(Dataset items)
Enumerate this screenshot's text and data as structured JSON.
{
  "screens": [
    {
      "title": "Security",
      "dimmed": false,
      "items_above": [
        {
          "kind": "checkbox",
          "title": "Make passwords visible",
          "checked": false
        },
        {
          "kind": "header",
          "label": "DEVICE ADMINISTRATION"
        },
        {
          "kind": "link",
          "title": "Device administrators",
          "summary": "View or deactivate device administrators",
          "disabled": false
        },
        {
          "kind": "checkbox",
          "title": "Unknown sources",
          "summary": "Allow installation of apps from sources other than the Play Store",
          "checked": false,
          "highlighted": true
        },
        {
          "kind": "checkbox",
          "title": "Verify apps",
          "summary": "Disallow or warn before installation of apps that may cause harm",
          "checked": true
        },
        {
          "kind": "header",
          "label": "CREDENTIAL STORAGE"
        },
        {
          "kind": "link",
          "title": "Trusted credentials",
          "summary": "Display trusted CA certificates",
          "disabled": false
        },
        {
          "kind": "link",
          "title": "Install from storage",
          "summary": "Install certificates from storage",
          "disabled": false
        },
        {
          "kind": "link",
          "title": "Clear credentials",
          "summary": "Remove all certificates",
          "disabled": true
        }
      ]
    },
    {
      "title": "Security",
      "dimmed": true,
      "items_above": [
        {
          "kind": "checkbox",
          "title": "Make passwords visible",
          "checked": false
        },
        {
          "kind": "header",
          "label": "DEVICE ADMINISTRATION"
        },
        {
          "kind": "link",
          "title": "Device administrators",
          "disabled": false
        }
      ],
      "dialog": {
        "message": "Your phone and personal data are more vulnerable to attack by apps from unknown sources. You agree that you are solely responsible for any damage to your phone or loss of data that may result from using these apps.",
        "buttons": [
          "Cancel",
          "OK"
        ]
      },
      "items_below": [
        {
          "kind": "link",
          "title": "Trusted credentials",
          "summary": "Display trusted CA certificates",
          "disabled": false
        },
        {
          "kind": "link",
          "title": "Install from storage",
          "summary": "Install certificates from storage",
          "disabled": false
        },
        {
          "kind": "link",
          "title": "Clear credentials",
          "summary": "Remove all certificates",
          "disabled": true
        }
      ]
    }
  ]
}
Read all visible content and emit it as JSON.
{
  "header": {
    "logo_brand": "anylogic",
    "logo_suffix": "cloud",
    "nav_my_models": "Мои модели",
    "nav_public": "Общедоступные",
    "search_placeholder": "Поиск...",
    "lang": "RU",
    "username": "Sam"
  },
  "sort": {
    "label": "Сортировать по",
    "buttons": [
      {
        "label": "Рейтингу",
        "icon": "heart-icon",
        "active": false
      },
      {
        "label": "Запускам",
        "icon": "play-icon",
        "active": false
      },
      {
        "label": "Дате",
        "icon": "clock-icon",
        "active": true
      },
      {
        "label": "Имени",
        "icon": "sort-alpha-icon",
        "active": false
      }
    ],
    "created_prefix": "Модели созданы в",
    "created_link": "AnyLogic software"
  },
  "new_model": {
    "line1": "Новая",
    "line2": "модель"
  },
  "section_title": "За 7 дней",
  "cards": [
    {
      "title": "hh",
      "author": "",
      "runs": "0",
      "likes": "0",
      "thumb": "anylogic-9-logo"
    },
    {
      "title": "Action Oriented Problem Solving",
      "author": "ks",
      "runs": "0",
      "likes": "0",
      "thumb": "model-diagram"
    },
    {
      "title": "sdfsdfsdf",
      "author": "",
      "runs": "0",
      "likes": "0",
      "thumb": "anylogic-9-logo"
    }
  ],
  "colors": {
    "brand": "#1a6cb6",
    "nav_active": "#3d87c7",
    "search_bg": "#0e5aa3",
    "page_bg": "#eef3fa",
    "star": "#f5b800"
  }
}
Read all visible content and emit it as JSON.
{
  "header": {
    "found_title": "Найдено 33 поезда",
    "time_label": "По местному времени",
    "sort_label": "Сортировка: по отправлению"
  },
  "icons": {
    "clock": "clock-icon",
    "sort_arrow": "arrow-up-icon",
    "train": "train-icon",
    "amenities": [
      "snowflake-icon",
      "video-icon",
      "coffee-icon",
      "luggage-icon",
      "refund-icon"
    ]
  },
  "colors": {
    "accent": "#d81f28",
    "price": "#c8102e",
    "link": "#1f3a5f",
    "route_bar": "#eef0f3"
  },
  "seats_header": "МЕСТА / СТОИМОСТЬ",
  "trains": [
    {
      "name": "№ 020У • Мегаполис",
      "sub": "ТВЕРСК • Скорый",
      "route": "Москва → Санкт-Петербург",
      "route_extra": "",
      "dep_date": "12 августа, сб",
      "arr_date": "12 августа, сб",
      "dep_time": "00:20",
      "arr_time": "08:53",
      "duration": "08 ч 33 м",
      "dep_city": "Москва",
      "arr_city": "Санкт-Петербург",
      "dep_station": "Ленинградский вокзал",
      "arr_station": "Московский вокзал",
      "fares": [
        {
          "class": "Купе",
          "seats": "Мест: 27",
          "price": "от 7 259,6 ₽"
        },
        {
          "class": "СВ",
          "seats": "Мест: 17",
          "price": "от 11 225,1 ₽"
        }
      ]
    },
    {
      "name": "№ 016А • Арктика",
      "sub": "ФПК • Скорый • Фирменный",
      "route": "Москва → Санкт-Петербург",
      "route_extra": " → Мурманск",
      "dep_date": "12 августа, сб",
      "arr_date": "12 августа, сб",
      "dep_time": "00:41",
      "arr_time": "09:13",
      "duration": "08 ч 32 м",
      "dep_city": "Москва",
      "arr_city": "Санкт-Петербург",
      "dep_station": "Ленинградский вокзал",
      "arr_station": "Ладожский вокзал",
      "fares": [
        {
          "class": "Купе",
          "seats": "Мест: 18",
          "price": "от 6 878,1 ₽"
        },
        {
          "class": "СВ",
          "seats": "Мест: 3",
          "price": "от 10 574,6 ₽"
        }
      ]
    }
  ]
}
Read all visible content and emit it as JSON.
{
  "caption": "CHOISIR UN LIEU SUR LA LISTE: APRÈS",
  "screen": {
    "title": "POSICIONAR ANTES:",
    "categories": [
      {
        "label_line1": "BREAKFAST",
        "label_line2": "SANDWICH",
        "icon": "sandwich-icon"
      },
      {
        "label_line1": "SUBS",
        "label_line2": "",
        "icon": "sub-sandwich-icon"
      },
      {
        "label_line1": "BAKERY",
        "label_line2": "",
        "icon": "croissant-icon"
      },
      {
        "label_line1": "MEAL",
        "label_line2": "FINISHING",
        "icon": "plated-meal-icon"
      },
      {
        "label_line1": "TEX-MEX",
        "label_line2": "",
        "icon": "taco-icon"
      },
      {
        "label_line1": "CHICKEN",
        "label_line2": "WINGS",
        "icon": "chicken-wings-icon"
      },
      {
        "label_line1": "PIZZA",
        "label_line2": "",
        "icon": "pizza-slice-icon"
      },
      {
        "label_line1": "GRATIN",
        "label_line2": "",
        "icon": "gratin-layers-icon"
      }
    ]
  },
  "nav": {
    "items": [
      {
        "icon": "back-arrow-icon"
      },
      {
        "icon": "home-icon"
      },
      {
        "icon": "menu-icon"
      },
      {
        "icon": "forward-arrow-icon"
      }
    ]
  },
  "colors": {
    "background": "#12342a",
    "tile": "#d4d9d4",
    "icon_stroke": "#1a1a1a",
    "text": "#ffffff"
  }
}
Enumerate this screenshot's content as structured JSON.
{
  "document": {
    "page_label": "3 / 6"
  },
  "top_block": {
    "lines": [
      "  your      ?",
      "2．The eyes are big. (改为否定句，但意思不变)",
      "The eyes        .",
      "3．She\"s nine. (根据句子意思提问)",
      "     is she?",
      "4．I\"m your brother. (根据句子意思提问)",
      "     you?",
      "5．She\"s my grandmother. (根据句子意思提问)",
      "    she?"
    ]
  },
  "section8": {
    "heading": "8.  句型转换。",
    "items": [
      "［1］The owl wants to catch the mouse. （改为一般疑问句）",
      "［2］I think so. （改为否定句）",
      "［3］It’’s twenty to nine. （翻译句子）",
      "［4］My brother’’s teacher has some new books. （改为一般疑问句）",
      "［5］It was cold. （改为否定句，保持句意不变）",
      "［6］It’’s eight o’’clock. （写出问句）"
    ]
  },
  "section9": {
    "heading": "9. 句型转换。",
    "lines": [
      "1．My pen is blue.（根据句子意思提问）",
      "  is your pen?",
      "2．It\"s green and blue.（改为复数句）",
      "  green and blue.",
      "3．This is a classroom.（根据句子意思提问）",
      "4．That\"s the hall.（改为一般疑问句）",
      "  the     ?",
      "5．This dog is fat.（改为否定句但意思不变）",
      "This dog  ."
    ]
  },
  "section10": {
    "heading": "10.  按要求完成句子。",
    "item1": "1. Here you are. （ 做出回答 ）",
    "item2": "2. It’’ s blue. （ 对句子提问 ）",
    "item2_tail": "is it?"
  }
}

§ **Work instructions**: Copy each line from the records above that includes the string "clock".

§ **Result of the task**:
        "icon": "clock-icon",
    "clock": "clock-icon",
      "［6］It’’s eight o’’clock. （写出问句）"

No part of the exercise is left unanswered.